**Exercise instructions**
Search the records that follow and extract every line containing the string "number".
<<<<
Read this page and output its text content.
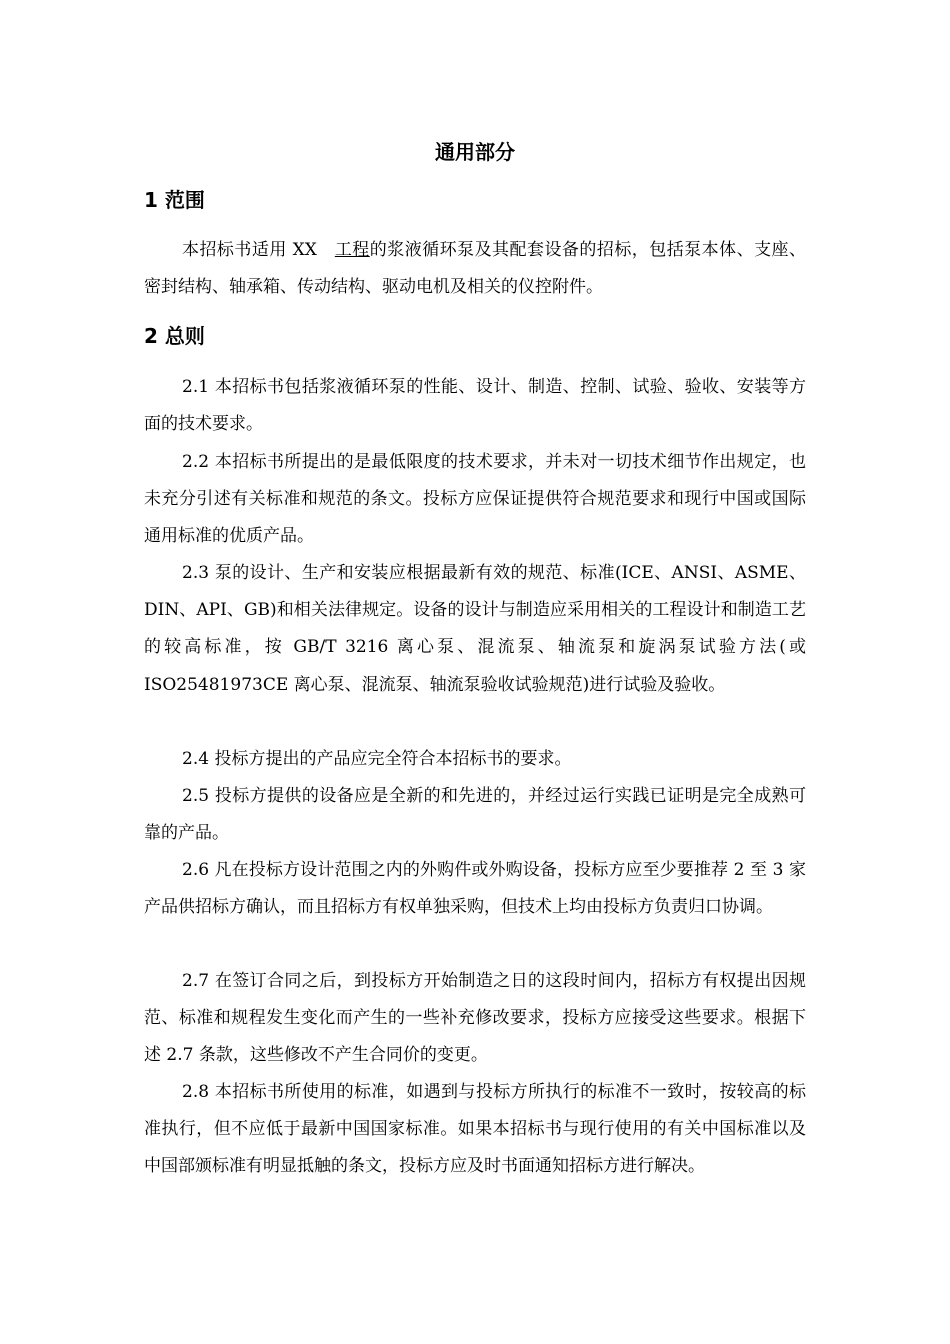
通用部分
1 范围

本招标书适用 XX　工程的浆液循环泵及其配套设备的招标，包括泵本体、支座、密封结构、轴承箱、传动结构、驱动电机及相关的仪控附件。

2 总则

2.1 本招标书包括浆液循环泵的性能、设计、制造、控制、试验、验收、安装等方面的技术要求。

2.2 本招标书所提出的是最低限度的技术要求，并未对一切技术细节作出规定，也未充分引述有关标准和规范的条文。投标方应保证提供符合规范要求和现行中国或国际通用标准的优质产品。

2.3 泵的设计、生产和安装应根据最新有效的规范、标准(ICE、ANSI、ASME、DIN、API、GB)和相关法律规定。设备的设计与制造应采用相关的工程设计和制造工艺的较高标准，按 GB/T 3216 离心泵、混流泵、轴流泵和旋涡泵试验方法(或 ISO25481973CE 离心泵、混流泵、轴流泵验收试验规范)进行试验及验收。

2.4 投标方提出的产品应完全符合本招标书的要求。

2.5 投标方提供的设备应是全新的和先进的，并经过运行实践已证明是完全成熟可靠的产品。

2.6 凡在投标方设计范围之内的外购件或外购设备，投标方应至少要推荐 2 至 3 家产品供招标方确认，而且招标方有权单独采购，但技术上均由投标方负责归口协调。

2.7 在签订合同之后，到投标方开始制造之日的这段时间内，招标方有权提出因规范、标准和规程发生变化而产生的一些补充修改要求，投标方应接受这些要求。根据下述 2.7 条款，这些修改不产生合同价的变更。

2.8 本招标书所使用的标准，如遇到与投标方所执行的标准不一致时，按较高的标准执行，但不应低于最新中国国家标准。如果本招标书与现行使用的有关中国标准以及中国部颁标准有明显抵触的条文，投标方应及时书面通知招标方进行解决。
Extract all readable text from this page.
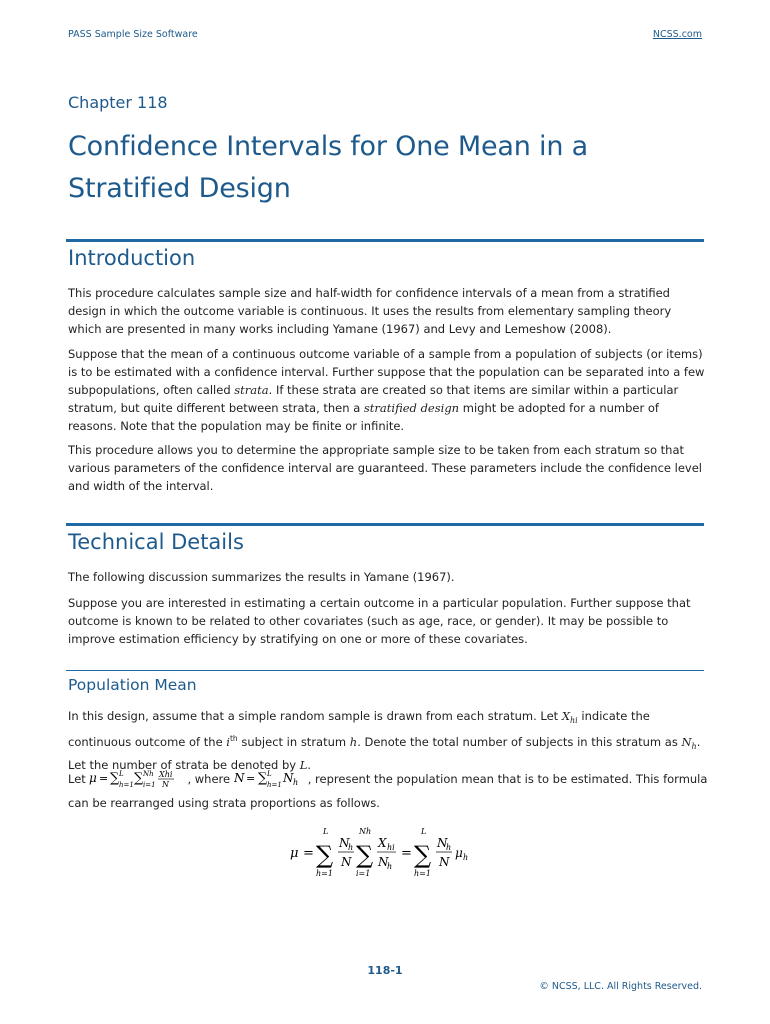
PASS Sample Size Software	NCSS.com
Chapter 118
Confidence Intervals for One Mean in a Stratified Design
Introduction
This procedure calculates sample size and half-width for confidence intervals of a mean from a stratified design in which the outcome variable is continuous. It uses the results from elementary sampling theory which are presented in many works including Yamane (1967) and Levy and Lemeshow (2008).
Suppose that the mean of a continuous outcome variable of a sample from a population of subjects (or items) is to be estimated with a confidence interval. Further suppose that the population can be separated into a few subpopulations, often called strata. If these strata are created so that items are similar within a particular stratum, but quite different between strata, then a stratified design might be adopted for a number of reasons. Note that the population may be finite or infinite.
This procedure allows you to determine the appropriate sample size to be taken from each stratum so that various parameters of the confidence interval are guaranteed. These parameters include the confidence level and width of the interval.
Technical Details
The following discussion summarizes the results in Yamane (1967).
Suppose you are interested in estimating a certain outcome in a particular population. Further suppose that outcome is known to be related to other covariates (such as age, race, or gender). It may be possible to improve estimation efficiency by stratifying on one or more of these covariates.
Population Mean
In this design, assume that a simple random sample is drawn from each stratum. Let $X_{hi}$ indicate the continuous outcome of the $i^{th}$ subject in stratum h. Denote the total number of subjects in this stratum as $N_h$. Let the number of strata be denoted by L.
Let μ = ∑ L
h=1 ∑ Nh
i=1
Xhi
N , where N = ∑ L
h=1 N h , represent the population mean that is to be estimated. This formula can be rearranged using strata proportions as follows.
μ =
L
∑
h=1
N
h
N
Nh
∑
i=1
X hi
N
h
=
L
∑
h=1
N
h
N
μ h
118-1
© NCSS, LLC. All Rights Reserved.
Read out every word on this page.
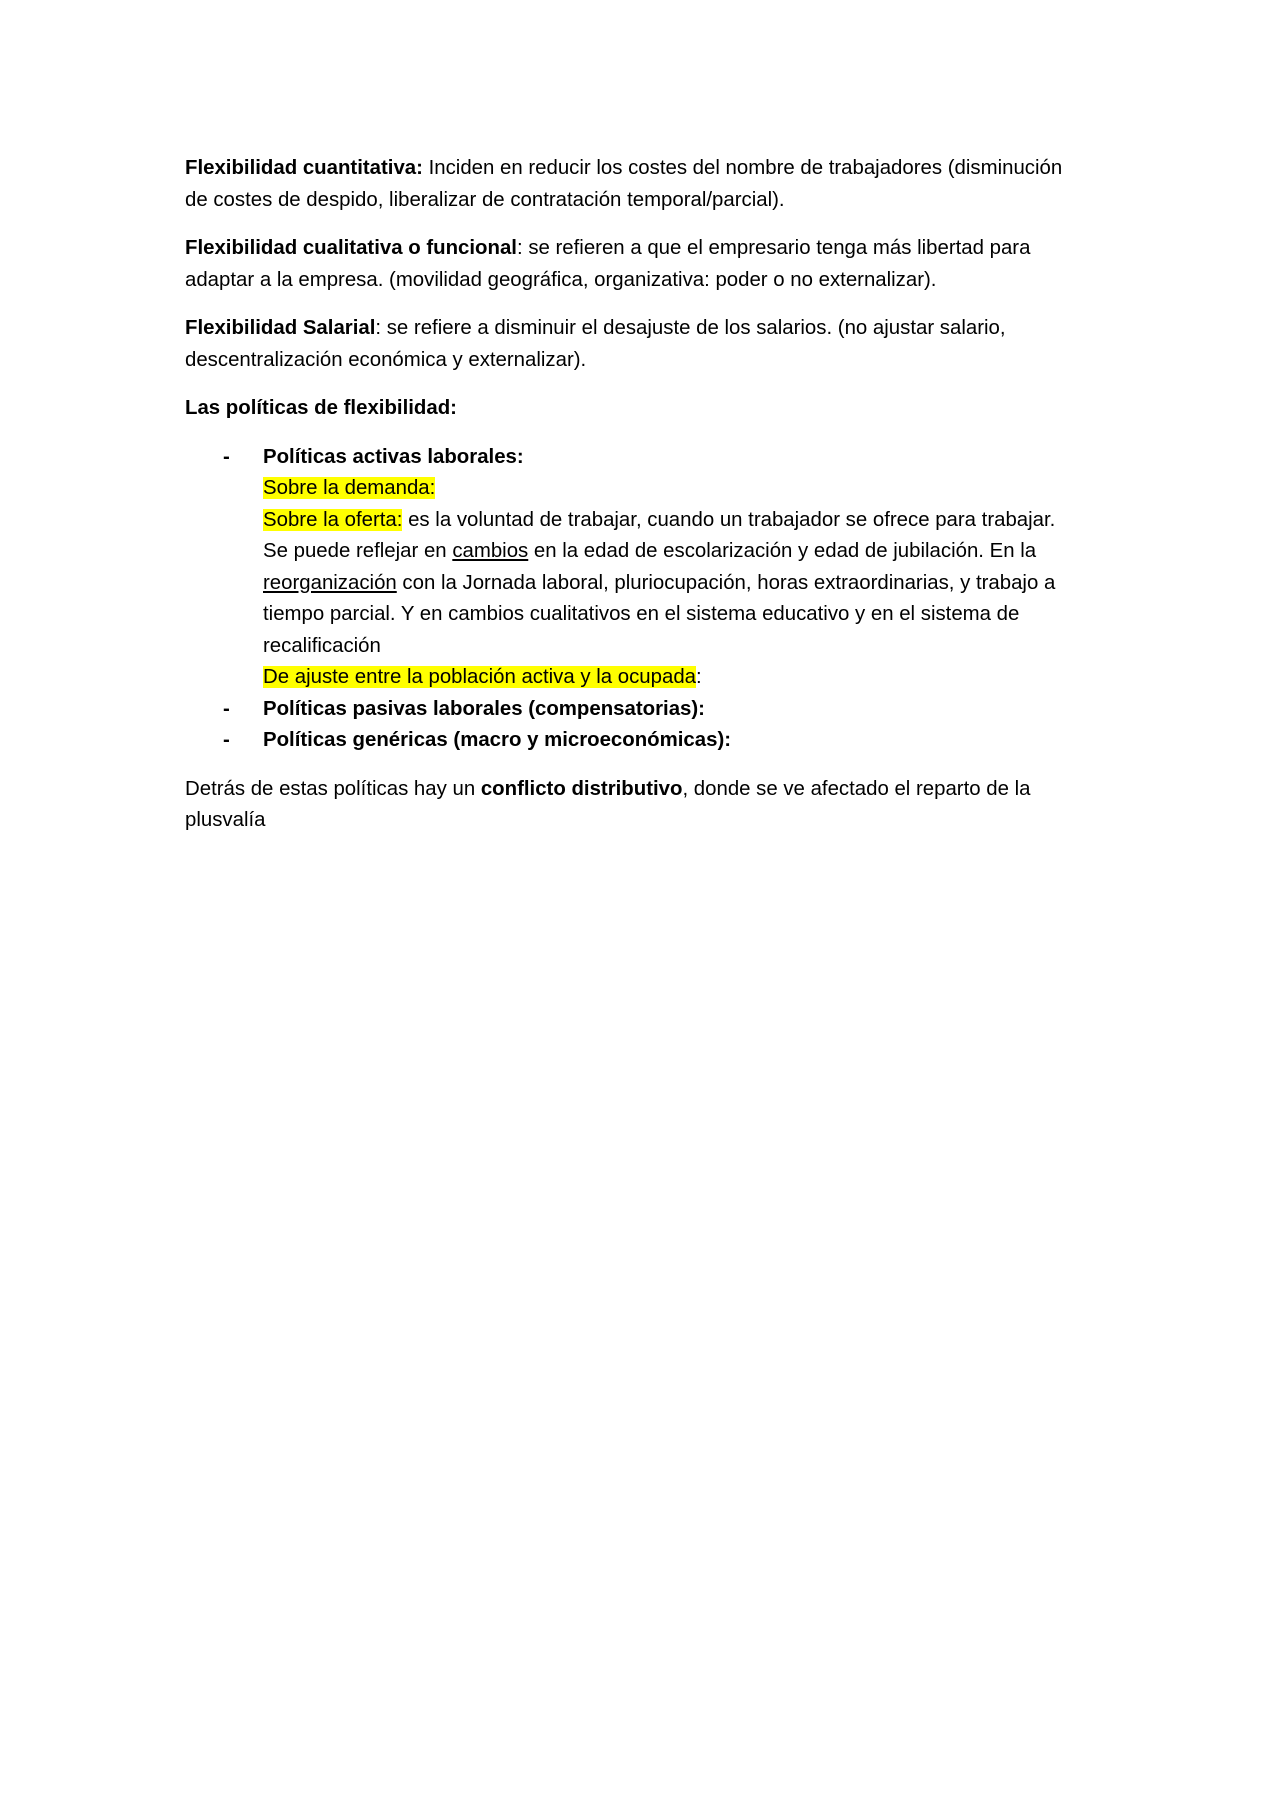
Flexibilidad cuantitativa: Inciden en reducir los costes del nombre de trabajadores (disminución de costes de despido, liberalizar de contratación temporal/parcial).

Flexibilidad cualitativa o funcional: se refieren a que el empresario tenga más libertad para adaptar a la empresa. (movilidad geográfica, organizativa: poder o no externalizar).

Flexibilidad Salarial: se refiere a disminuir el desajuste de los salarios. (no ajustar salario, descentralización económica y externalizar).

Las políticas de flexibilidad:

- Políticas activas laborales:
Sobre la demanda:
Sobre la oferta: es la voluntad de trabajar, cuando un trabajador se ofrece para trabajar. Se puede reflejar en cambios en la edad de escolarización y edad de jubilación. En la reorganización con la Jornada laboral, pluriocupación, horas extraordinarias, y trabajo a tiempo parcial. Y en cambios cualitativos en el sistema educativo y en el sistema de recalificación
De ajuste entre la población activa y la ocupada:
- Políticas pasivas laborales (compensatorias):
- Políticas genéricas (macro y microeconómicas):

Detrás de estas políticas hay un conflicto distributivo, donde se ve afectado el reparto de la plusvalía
>>>>
**Solution below**
Suppose that the mean of a continuous outcome variable of a sample from a population of subjects (or items) is to be estimated with a confidence interval. Further suppose that the population can be separated into a few subpopulations, often called strata. If these strata are created so that items are similar within a particular stratum, but quite different between strata, then a stratified design might be adopted for a number of reasons. Note that the population may be finite or infinite.
In this design, assume that a simple random sample is drawn from each stratum. Let $X_{hi}$ indicate the continuous outcome of the $i^{th}$ subject in stratum h. Denote the total number of subjects in this stratum as $N_h$. Let the number of strata be denoted by L.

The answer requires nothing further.